(Text content records for pages)
◇ ◇ ◇ ◇ ◇ ◇ ◇

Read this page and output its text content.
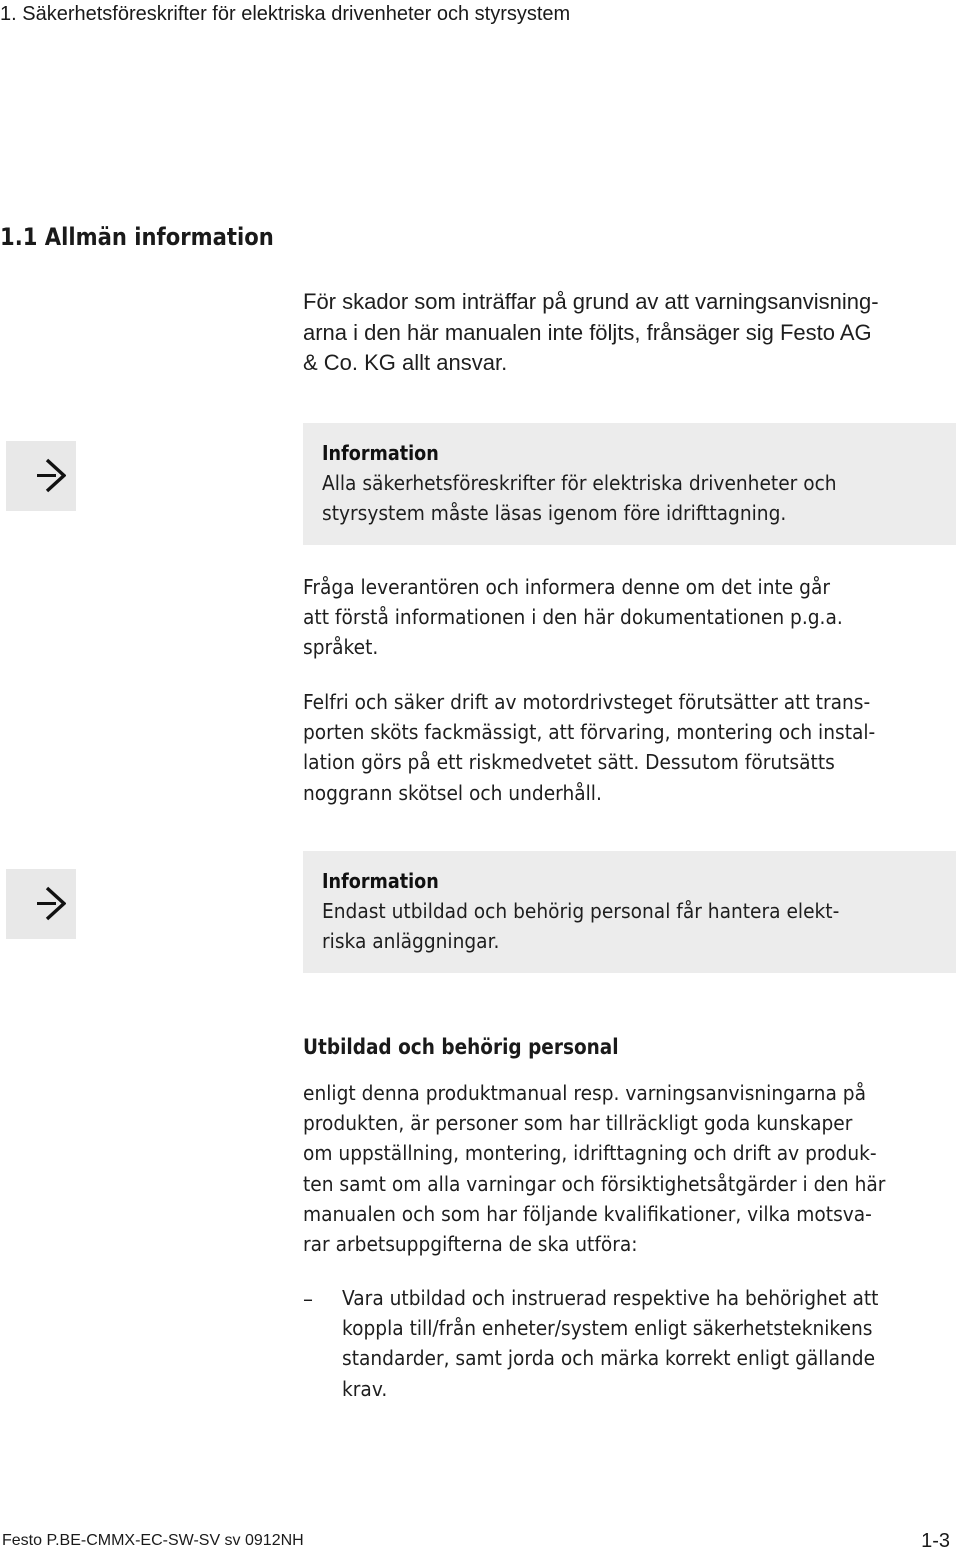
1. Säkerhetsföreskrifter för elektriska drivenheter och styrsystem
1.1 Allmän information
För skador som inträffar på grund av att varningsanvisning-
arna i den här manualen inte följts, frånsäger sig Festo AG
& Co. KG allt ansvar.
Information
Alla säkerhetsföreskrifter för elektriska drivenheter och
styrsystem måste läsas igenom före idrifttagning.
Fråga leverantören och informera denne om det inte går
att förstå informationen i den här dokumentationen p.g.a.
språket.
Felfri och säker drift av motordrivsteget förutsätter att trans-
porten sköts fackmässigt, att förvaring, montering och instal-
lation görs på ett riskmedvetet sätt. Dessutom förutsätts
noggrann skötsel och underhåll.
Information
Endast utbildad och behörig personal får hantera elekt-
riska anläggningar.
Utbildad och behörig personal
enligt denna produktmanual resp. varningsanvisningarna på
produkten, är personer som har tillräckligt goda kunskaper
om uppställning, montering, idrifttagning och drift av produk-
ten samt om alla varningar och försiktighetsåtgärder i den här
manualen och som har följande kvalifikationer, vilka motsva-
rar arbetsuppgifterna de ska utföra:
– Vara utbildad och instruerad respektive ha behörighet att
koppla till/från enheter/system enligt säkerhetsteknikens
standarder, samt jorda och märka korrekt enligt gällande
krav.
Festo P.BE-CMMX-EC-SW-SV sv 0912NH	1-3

◇ ◇ ◇ ◇ ◇ ◇ ◇

* [Task prompt]:
Collect the lines of the records that include the string "drivenheter".

* [Your response]:
1. Säkerhetsföreskrifter för elektriska drivenheter och styrsystem
Alla säkerhetsföreskrifter för elektriska drivenheter och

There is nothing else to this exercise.